_SELECTED EXCERPT_.

*** Begin section ***

Reo Yasunaga

Personal information
- Full name: Reo Yasunaga
- Date of birth: 19 November 2000 (age 25)
- Place of birth: Tokyo, Japan
- Height: 1.77 m (5 ft 10 in)
- Position: Midfielder

Team information
- Current team: Matsumoto Yamaga FC
- Number: 46

Youth career
- 2009–2012: Yahata FC
- 2013–2015: Kawasaki Frontale
- 2016–2018: Yokohama FC

Senior career*
- Years: Team / Apps / (Gls)
- 2018–2022: Yokohama FC / 60 / (2)
- 2019: → Kataller Toyama (loan) / 2 / (0)
- 2022–2023: → Mito HollyHock (loan) / 23 / (0)
- 2023–: Matsumoto Yamaga FC / 106 / (5)
- Total:  / 191 / (7)

= Reo Yasunaga =

Japanese professional footballer

Reo Yasunaga (安永 玲央, Yasunaga Reo) is a Japanese professional footballer who plays as a midfielder for Matsumoto Yamaga FC.

==Career==
His father Sotaro is a former professional footballer, and a former manager of J3 League side SC Sagamihara.

*** End section ***

_Document layout analysis data_.
*** Begin section ***

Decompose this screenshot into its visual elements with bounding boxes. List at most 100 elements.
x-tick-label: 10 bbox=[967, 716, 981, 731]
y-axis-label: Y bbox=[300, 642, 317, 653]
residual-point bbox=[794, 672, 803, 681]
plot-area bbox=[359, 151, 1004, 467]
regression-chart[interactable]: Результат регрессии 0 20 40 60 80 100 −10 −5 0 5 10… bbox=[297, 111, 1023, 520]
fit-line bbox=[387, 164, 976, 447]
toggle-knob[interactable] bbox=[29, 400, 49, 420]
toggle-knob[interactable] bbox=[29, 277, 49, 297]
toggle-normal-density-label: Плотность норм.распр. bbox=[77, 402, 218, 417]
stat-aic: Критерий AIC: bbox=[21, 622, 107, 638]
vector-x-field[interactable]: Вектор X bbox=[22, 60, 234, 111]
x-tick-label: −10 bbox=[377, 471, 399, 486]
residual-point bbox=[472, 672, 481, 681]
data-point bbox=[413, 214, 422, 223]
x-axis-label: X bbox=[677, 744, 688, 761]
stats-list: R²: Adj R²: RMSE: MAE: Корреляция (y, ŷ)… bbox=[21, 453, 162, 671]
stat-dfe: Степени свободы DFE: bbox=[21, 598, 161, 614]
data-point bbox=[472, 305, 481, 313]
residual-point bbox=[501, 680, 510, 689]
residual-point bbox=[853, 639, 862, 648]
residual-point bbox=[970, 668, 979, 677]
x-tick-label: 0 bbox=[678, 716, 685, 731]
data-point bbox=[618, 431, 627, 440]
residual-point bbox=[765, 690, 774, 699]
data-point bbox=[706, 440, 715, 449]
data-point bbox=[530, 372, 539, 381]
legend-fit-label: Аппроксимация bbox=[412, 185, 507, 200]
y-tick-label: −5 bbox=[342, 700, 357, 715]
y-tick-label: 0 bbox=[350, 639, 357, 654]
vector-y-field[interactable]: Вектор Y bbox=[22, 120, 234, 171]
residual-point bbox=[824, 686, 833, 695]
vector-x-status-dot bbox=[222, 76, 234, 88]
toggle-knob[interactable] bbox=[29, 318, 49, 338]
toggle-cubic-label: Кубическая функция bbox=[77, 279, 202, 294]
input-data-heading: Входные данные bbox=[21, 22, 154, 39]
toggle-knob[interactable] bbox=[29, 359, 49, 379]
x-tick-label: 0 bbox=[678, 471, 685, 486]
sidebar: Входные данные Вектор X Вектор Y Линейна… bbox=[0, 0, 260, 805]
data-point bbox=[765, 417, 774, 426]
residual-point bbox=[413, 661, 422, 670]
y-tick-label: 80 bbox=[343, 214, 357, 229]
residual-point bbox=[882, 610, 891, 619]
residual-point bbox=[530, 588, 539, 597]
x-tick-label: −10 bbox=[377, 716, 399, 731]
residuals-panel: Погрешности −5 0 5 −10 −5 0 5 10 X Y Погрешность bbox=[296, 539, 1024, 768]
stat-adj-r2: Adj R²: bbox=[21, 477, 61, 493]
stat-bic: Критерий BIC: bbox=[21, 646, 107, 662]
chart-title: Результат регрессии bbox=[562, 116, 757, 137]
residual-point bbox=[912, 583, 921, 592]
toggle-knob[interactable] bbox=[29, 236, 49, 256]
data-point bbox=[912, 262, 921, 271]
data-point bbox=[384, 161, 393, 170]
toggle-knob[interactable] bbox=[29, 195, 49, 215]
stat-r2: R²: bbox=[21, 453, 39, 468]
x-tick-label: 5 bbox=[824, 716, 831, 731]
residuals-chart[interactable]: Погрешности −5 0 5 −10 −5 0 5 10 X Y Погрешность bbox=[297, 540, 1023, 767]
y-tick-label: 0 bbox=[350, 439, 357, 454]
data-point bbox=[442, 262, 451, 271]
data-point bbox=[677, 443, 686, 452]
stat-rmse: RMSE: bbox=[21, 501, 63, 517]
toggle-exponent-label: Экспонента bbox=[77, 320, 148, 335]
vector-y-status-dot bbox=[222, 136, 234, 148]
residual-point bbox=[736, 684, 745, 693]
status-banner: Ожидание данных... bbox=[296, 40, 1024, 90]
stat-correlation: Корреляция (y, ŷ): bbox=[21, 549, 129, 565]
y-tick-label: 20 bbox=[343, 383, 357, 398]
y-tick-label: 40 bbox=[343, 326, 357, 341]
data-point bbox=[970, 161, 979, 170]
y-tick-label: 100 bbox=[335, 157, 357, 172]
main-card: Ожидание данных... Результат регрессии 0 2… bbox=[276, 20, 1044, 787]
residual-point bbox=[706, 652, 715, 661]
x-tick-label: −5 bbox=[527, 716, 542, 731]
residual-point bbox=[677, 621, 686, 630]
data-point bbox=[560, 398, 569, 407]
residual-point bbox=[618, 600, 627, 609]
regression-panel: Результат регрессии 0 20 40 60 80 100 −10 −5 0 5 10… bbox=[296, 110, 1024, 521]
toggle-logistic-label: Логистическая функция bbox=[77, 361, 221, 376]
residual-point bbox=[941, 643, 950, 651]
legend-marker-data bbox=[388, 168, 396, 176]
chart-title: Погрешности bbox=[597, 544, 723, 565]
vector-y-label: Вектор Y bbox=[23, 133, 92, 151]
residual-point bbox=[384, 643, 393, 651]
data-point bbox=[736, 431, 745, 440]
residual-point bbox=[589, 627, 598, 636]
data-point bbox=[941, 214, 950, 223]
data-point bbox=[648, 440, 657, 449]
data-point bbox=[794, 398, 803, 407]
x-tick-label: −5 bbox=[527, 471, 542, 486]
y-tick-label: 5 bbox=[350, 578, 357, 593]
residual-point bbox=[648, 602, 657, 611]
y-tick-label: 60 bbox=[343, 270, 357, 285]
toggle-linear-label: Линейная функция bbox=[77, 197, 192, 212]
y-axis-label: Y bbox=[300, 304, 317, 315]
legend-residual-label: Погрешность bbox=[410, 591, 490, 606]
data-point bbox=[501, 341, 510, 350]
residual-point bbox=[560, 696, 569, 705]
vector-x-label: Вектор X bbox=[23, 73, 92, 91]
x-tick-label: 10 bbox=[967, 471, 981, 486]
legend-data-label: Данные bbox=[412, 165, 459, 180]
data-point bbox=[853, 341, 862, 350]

*** End section ***

_WHAT IS EXPECTED_. According to the article on Reo Yasunaga, which club is he on loan to from 2022 to 2023?

_OUTPUT BELOW_. Mito HollyHock.